Le commerce du jade en Birmanie génère 31 milliards de dollars par an, d’après un rapport de l’ONG Global Witness. Ce secteur rapporte très gros… à quelques barons de la drogue, à la famille et aux proches de l’ancien dictateur birman Than Shwe.
Le jade menace-t-il le jeune pouvoir civil birman ? C’est l’impression laissée par le premier rapport sur le commerce de la pierre précieuse du pays, publié par l’ONG de lutte contre la corruption Global Witness, vendredi 23 octobre.
Leur conclusion est sans appel : le jade draine des milliards de dollars au profit quasi-exclusif d’une clique formée de militaires, d’anciens dirigeants de la junte et de trafiquants de drogues. “Les bénéficiaires de ce commerce n’ont pas d’intérêt à ce que la démocratie se renforce en Birmanie”, reconnaît Mike Davis, analyste sénior pour Global Witness et coauteur du rapport, contacté par France 24.
Plus de 30 milliards de dollars
Ils n’ont surtout aucune envie que quelqu’un s’intéresse de plus près à leurs affaires. Le commerce du jade en Birmanie “est l’un des plus opaque au monde”, note les auteurs du rapport. Un mur de sociétés écrans dissimule la véritable identité des bénéficiaires de ce commerce et l’accès aux mines est “déconseillé” même aux représentants de l’État birman, ont constaté les enquêteurs. Cet univers est tellement secret que Mike Davis et son équipe d’enquêteurs ne s’y sont intéressé qu’un peu par accident. “À l’origine, nous voulions en savoir plus sur le pétrole et le gaz en Birmanie et avons vite compris que le commerce du jade avait un poids bien plus important”, raconte l’activiste de Global Witness.
Après des mois d’enquête et l’accès inédit à des documents financiers, les auteurs de l’enquête ont pu établir que la vente de jade a rapporté environ 31 milliards de dollars en 2014, soit 48 % du PIB birman. À côté du commerce de jade, les 4,1 milliards de dollars qui proviennent des exportations de gaz font pâle figure.

+ + + + +

Restituez mot pour mot le passage de l'article sur le commerce du jade en Birmanie compris entre « Leur conclusion est » et « par France 24. », bornes incluses.

-- Données d'annotation de mise en page --
+ + + + +

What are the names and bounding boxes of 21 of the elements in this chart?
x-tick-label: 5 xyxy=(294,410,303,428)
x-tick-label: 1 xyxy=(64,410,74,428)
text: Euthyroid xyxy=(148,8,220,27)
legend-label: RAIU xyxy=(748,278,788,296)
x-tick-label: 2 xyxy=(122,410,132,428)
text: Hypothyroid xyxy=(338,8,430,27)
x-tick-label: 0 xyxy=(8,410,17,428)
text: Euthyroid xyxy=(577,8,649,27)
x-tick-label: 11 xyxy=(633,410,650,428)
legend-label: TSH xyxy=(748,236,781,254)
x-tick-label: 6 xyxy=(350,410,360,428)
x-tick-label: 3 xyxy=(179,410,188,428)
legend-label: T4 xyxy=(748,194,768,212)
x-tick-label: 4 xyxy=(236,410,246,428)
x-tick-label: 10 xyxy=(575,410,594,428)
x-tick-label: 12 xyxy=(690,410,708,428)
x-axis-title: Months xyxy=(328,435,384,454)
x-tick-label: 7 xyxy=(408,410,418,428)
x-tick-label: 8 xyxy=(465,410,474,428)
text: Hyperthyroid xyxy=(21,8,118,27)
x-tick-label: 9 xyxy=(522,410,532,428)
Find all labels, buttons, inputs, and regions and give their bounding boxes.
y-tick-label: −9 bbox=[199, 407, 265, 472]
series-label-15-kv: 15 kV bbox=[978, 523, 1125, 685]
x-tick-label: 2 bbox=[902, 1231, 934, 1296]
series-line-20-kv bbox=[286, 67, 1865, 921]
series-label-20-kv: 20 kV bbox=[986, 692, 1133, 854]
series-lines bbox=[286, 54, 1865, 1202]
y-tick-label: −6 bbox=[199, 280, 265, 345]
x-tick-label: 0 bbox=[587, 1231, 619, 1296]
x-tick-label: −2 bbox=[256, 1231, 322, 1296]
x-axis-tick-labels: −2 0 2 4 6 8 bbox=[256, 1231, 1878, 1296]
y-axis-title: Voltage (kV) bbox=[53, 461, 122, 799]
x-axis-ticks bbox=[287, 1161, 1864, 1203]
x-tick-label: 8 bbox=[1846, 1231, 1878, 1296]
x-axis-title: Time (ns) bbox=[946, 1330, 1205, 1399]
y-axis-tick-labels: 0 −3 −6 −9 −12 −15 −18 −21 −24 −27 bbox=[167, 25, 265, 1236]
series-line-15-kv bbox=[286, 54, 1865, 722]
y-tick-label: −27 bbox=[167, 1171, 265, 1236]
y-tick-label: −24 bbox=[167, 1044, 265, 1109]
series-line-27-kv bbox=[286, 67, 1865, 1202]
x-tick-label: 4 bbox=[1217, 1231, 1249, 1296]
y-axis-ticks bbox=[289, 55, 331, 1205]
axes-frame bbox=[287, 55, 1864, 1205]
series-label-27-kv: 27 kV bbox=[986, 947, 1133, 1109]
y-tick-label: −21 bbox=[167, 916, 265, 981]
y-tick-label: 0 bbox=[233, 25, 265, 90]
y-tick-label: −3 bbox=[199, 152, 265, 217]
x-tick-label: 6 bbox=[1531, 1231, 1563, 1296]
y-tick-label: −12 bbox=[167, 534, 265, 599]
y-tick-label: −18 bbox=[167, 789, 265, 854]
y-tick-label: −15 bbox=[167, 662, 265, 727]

+ + + + +

-- RÉSULTAT DE L'EXERCICE --
Leur conclusion est sans appel : le jade draine des milliards de dollars au profit quasi-exclusif d’une clique formée de militaires, d’anciens dirigeants de la junte et de trafiquants de drogues. “Les bénéficiaires de ce commerce n’ont pas d’intérêt à ce que la démocratie se renforce en Birmanie”, reconnaît Mike Davis, analyste sénior pour Global Witness et coauteur du rapport, contacté par France 24.